The exercise:
Collect each line holding the string "JSON".
# START OF Raw records
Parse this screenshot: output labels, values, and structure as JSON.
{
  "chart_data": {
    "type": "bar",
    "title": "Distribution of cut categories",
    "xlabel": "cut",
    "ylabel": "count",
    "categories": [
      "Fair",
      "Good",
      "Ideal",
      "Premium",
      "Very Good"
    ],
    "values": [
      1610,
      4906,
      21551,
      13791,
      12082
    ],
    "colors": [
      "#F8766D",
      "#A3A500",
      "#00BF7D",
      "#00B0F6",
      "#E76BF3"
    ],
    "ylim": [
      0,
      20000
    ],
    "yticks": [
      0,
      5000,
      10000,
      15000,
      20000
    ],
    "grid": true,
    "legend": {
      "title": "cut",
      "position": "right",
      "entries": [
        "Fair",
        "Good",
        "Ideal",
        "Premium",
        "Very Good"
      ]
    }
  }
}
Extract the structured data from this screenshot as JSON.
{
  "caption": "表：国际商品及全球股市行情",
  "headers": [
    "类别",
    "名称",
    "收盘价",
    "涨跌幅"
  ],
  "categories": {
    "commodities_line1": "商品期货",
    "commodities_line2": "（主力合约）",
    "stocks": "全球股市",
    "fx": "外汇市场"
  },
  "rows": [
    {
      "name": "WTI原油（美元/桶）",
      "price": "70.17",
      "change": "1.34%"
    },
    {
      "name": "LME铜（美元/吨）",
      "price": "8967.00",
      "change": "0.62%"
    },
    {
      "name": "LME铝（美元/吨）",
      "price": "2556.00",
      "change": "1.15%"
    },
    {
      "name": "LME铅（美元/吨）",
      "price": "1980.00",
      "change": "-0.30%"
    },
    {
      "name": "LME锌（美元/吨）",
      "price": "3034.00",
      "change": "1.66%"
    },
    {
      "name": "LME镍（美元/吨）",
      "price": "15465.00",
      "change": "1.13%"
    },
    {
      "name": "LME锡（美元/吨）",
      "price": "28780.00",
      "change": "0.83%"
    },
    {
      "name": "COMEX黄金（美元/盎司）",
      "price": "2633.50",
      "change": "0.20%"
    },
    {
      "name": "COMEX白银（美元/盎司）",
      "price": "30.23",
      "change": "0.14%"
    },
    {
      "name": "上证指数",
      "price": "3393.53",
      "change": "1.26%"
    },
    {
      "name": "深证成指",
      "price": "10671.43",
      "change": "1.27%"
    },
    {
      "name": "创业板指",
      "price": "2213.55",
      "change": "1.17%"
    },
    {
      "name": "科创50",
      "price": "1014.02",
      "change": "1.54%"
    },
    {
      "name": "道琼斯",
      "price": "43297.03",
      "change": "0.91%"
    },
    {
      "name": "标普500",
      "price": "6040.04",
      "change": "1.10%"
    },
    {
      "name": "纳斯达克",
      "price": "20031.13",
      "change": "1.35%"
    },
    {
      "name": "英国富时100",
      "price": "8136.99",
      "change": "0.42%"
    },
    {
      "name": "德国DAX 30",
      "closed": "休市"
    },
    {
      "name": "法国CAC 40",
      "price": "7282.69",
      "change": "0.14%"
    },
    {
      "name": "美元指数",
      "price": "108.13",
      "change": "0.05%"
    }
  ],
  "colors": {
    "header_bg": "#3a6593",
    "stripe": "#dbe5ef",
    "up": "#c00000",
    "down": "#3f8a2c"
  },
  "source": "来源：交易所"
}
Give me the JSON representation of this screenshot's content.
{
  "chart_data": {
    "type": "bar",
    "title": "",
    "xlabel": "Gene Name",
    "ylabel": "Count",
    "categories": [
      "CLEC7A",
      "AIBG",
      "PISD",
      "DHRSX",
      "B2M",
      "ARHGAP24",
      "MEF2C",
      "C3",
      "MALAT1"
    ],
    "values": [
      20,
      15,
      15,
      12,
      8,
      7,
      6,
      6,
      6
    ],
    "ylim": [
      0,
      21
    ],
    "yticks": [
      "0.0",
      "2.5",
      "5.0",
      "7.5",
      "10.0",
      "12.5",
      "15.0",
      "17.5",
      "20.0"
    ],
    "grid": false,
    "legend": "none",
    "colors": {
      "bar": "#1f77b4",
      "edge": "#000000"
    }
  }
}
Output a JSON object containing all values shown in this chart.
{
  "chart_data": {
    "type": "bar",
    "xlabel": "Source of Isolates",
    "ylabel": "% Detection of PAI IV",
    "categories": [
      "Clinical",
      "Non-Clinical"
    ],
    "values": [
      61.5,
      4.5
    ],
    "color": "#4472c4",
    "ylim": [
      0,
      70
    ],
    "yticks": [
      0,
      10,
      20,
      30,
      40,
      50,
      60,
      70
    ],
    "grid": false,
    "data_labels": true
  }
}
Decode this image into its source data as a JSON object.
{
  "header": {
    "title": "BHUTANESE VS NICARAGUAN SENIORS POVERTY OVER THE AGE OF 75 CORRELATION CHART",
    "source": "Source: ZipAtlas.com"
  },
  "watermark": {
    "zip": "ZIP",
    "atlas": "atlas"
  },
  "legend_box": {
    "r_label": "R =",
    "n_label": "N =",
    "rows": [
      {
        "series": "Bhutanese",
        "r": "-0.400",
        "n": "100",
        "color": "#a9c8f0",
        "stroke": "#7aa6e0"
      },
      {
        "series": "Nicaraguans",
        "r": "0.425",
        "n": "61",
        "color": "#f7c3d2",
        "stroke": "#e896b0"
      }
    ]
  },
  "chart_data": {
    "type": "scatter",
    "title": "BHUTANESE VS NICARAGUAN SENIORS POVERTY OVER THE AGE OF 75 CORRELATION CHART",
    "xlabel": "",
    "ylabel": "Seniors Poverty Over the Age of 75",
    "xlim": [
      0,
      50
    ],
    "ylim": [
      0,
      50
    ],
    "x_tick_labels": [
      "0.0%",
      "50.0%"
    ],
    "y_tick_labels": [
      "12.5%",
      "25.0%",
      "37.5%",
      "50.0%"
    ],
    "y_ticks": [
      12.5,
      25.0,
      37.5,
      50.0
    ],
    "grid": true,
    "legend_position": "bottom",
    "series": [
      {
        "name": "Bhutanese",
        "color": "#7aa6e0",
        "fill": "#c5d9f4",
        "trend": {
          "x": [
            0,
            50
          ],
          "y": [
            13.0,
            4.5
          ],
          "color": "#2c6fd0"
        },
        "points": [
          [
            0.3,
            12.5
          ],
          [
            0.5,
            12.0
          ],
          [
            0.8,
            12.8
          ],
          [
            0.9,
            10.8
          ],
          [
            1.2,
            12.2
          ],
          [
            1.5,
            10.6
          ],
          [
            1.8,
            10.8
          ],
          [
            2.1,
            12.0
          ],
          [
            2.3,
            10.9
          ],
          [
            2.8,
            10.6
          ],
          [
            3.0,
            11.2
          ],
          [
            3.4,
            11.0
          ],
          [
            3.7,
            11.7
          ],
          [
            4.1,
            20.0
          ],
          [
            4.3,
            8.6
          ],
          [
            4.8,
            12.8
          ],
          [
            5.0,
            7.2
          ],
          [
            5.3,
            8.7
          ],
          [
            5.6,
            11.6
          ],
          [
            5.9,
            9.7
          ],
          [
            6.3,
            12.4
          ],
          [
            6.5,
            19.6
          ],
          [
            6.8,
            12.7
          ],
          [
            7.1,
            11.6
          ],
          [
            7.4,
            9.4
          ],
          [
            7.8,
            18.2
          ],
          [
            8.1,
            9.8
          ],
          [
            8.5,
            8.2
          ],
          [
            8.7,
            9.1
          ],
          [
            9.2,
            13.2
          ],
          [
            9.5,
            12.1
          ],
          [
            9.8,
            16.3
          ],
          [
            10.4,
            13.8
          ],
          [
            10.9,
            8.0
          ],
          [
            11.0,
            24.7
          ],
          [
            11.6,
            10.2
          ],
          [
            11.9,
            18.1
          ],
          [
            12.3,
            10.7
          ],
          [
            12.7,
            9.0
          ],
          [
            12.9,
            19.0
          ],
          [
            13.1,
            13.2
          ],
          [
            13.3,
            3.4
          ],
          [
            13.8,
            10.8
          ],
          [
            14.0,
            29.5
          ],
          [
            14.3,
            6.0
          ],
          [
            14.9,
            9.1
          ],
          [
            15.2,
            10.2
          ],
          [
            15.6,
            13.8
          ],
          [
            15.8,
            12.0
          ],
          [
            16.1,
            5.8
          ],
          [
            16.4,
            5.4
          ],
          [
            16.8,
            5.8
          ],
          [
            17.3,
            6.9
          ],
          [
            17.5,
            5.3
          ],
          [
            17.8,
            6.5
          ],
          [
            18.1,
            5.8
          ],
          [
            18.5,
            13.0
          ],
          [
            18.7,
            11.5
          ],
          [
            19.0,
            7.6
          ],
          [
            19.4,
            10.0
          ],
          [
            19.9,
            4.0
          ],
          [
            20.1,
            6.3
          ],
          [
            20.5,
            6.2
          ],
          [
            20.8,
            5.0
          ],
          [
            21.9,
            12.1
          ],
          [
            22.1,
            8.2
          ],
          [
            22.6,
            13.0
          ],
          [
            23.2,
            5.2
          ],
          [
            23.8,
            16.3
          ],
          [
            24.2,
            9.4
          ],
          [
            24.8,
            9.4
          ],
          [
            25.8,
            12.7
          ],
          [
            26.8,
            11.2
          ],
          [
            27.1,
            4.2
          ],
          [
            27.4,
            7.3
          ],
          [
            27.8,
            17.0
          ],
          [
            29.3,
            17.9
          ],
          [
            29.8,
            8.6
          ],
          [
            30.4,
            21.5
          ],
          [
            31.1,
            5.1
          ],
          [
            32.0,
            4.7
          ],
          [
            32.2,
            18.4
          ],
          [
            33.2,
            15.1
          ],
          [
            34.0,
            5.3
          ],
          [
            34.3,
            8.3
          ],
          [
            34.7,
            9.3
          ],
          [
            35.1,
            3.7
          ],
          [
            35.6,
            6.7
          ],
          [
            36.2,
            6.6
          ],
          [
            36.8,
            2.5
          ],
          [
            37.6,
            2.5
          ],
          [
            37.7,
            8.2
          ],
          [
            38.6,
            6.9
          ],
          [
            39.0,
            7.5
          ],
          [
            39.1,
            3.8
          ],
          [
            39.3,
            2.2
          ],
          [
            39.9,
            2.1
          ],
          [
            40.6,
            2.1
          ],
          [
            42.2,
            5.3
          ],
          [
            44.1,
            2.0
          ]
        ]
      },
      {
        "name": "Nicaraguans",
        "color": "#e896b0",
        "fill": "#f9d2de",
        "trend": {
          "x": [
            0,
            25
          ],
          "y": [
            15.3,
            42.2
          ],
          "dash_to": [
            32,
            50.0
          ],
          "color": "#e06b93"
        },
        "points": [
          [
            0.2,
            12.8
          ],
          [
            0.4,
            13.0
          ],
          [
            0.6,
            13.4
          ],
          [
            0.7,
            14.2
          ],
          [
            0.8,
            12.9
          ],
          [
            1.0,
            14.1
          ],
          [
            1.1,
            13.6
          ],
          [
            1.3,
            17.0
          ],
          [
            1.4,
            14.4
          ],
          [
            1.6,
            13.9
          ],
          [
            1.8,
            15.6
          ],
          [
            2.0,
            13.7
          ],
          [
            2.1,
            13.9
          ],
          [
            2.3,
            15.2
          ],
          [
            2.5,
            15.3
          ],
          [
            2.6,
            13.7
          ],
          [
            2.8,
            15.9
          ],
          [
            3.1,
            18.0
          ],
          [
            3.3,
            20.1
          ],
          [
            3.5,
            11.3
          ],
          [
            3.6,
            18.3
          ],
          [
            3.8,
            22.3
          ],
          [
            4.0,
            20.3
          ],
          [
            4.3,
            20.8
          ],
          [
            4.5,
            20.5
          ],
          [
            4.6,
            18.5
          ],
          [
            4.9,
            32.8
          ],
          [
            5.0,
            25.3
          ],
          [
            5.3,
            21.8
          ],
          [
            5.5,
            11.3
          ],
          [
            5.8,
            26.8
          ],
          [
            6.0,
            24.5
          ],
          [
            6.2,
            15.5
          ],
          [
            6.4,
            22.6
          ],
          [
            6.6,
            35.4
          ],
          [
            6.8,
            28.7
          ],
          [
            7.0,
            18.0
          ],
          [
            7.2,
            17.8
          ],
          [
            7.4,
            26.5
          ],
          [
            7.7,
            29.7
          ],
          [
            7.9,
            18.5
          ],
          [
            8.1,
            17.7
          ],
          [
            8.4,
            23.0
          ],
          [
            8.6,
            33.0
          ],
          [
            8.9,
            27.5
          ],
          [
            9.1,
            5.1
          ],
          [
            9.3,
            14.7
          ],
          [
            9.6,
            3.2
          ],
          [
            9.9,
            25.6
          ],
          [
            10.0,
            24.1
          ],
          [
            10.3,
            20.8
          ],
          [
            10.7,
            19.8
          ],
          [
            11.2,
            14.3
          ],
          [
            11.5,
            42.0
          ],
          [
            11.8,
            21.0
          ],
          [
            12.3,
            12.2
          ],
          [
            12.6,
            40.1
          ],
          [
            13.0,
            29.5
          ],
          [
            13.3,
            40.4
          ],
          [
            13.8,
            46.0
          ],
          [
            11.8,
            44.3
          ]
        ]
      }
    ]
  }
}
# END OF Raw records
In response:
Parse this screenshot: output labels, values, and structure as JSON.
Extract the structured data from this screenshot as JSON.
Give me the JSON representation of this screenshot's content.
Output a JSON object containing all values shown in this chart.
Decode this image into its source data as a JSON object.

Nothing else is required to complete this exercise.